Requirement: From the listing below, extract every line in which the word "presque" appears.

BEGIN Records supplied

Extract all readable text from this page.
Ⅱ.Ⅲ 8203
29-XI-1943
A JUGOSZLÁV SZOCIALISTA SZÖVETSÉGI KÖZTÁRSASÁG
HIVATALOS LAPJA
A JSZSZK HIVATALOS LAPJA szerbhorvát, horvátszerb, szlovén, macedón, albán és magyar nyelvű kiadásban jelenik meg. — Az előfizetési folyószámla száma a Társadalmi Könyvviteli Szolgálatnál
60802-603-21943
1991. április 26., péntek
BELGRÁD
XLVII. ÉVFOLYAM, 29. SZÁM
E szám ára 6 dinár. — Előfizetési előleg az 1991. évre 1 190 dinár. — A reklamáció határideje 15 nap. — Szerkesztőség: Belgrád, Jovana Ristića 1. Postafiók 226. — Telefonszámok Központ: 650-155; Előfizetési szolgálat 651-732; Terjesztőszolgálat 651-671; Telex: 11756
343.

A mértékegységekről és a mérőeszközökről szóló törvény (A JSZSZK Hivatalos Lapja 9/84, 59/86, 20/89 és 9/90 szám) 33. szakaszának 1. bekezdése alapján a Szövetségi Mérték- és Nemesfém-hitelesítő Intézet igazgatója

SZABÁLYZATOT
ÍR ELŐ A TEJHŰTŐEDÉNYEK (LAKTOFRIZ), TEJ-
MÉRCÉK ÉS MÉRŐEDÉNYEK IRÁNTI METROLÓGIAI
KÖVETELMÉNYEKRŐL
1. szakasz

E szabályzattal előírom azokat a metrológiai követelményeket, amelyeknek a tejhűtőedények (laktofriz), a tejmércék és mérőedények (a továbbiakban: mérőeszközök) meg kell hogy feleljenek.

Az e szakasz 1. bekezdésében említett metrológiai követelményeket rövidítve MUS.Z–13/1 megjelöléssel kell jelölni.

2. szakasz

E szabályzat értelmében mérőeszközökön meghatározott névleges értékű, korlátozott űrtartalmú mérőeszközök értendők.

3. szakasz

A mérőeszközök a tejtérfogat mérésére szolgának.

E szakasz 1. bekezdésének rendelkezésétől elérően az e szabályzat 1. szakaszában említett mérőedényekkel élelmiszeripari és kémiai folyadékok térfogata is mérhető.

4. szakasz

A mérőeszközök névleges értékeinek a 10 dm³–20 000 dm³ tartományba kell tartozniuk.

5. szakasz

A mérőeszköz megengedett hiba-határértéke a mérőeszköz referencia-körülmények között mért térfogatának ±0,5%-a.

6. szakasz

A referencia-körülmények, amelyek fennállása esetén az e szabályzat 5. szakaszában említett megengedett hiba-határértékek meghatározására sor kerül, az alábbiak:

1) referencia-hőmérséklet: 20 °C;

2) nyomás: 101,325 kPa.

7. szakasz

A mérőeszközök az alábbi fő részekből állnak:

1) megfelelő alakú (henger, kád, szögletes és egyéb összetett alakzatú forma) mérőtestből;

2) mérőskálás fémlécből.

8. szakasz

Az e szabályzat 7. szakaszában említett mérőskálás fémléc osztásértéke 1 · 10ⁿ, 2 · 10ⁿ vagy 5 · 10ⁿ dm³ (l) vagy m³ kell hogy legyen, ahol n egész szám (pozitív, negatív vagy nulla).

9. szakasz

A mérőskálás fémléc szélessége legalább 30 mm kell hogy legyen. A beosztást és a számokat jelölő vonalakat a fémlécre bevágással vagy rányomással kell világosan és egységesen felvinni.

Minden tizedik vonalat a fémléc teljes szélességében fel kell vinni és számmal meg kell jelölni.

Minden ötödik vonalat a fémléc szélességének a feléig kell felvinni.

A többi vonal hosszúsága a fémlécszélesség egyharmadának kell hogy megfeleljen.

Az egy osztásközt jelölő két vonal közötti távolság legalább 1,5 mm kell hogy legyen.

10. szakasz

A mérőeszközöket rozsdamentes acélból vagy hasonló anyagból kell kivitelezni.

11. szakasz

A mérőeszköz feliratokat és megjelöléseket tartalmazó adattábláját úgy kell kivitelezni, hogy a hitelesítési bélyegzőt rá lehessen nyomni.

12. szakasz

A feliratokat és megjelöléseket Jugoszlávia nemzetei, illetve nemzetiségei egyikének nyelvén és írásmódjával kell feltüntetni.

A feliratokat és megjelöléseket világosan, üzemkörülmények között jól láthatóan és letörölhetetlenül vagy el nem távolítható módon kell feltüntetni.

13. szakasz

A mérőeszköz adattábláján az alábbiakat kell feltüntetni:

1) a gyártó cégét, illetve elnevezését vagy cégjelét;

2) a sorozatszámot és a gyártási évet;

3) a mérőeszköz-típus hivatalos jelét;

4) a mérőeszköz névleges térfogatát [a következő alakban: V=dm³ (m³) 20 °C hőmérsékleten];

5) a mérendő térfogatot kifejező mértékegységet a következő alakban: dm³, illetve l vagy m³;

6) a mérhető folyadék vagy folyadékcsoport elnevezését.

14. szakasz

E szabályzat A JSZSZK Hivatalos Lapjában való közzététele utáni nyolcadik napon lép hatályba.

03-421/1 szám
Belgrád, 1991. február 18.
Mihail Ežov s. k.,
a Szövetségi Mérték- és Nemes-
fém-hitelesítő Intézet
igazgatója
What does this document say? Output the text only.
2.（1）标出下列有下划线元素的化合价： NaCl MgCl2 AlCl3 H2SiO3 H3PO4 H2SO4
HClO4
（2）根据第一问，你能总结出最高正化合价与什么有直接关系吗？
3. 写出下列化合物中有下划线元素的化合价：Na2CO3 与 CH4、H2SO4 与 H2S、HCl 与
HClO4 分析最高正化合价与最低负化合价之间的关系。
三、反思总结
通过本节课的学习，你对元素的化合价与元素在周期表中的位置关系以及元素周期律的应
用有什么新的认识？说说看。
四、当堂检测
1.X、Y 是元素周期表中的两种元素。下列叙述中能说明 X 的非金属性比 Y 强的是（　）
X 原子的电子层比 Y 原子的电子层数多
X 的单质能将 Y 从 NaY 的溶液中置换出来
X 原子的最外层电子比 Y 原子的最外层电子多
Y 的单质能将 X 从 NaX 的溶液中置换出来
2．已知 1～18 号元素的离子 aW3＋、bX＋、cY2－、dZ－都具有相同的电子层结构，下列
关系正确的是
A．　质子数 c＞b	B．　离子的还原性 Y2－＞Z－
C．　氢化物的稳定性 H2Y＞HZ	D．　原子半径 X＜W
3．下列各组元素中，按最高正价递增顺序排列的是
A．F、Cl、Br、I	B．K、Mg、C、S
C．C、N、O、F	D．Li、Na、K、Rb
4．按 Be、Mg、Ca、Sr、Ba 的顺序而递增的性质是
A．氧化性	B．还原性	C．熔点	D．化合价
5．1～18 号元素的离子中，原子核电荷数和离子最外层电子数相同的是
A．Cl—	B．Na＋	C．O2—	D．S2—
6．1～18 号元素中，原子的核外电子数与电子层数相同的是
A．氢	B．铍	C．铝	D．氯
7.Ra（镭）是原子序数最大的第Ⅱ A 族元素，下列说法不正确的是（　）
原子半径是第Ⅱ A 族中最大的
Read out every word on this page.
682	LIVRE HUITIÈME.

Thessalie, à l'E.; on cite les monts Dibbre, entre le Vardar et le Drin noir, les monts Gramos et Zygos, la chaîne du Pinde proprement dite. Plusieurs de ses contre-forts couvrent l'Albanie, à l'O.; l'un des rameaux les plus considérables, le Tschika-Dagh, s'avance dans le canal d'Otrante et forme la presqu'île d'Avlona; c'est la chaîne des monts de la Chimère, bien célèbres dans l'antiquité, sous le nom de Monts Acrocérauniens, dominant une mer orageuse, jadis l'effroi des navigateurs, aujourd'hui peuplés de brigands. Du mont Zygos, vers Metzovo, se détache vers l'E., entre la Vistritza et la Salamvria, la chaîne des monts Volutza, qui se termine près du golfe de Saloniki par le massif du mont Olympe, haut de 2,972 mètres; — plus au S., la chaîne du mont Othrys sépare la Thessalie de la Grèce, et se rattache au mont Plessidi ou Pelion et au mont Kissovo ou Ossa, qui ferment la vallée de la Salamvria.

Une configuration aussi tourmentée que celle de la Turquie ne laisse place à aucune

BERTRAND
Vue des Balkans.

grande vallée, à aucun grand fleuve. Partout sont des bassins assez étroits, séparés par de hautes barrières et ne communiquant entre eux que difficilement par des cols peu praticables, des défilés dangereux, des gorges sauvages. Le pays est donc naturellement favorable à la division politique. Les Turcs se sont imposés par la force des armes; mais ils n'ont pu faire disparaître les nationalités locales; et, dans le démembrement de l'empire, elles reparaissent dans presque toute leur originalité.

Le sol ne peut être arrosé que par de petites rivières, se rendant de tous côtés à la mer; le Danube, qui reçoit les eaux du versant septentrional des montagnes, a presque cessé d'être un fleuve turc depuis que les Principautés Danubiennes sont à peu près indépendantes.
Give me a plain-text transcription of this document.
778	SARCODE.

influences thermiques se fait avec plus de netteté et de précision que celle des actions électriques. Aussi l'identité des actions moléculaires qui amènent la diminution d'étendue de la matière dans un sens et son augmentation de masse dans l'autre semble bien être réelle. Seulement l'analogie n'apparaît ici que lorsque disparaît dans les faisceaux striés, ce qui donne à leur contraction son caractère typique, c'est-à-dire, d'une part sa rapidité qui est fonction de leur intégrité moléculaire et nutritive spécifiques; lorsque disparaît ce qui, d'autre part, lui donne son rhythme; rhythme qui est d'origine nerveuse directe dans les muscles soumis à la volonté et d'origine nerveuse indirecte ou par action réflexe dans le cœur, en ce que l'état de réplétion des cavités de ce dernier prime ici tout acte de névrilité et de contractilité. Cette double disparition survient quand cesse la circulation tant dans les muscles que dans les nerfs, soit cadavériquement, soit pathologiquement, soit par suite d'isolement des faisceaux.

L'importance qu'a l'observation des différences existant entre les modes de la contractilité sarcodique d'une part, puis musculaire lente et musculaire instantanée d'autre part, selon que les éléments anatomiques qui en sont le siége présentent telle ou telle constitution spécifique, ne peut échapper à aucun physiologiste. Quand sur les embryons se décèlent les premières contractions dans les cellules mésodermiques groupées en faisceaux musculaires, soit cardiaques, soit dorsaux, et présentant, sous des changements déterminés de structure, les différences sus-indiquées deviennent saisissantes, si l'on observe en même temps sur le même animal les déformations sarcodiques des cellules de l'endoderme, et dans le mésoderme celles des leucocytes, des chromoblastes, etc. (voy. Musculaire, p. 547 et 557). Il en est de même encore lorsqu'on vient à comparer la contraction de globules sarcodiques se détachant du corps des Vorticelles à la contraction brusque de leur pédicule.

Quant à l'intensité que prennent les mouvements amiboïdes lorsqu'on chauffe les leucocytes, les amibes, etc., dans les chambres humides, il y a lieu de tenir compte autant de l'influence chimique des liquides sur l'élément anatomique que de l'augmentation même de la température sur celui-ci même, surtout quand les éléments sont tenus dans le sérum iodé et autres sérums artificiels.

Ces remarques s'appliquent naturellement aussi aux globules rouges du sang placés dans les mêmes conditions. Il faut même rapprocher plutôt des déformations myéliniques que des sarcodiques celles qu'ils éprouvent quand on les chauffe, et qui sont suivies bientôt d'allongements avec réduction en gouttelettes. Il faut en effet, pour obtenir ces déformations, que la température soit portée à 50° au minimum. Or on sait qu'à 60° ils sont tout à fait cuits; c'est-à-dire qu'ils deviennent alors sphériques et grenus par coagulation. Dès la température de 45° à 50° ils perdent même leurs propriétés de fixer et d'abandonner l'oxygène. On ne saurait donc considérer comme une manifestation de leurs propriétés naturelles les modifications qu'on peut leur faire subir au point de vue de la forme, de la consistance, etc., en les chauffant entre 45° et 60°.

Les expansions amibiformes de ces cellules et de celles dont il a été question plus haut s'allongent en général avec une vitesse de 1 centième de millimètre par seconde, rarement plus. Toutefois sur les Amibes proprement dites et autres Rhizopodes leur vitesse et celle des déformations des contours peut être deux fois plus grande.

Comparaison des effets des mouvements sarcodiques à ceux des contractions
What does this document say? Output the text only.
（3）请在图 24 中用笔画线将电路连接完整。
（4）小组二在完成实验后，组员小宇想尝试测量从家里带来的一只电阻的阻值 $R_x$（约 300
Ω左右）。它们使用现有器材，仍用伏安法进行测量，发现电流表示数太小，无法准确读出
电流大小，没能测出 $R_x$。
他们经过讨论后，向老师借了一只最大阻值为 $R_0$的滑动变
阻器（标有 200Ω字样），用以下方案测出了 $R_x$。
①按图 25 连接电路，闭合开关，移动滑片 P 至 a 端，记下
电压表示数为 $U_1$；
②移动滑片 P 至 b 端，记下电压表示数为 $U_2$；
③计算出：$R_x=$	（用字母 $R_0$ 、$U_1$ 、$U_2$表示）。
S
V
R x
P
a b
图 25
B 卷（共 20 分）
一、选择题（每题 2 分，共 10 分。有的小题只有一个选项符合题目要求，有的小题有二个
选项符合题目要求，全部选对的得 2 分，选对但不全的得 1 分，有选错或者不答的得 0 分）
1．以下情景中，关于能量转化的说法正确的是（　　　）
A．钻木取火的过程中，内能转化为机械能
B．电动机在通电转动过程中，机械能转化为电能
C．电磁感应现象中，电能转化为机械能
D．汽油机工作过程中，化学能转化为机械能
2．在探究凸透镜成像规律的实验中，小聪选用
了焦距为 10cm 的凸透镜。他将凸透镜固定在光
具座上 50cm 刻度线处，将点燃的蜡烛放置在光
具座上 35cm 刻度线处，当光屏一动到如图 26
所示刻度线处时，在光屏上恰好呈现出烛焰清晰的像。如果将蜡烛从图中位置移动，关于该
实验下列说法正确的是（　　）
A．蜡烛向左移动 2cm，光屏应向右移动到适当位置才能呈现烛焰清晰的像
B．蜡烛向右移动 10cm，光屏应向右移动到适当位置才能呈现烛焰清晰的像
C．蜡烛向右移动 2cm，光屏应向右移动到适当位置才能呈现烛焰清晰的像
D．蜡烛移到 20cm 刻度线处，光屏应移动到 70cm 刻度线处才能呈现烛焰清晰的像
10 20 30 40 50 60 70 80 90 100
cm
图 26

END Records supplied

Task result:
grande vallée, à aucun grand fleuve. Partout sont des bassins assez étroits, séparés par de hautes barrières et ne communiquant entre eux que difficilement par des cols peu praticables, des défilés dangereux, des gorges sauvages. Le pays est donc naturellement favorable à la division politique. Les Turcs se sont imposés par la force des armes; mais ils n'ont pu faire disparaître les nationalités locales; et, dans le démembrement de l'empire, elles reparaissent dans presque toute leur originalité.
Le sol ne peut être arrosé que par de petites rivières, se rendant de tous côtés à la mer; le Danube, qui reçoit les eaux du versant septentrional des montagnes, a presque cessé d'être un fleuve turc depuis que les Principautés Danubiennes sont à peu près indépendantes.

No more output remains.